The exercise:
Check each line of the material. Copy those containing "Yerleşen".

Stored data:
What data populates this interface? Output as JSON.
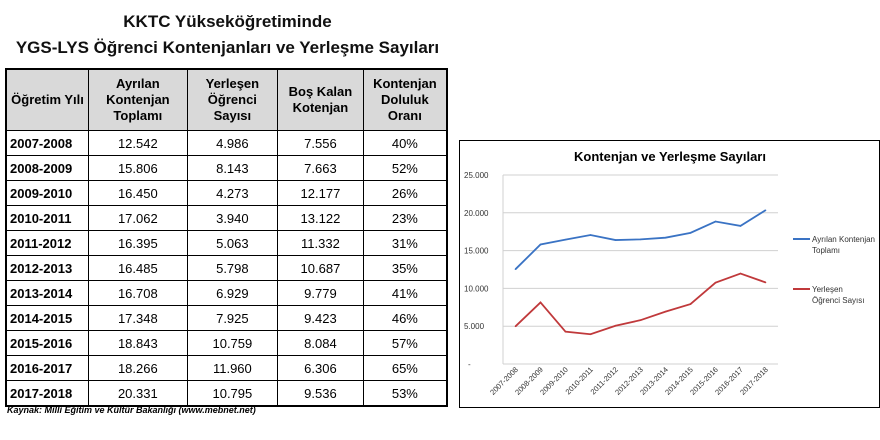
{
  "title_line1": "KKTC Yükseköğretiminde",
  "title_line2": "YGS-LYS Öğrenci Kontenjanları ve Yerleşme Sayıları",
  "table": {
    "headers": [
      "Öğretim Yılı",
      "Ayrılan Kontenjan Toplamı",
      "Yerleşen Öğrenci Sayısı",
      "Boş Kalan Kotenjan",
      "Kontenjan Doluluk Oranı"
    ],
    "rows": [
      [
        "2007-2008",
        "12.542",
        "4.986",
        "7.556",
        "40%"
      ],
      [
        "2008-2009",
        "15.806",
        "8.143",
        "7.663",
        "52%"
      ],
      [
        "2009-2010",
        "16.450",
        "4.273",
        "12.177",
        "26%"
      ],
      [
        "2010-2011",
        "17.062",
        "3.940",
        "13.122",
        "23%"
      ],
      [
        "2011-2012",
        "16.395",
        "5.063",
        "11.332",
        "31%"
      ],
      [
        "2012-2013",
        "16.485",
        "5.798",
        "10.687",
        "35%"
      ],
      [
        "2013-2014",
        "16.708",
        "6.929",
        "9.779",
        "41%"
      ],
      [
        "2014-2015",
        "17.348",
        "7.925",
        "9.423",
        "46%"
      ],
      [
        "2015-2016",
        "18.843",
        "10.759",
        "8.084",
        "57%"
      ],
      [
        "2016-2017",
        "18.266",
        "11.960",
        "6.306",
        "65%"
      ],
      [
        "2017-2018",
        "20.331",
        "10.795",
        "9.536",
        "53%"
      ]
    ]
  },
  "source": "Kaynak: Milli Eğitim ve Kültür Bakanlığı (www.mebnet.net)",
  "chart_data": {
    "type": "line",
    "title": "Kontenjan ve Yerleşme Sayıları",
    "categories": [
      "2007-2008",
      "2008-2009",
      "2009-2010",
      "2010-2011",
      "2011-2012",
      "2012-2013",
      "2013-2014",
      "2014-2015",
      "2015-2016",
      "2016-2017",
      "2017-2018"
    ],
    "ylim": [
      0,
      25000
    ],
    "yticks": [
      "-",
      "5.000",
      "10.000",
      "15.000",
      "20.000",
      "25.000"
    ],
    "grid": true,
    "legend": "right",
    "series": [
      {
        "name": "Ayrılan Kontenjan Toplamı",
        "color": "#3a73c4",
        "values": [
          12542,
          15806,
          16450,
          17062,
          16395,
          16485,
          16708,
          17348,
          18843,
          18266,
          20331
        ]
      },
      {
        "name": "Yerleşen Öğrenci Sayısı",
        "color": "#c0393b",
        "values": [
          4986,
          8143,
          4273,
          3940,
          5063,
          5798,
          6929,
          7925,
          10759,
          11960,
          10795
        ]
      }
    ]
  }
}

Right answer:
      "Yerleşen Öğrenci Sayısı",
        "name": "Yerleşen Öğrenci Sayısı",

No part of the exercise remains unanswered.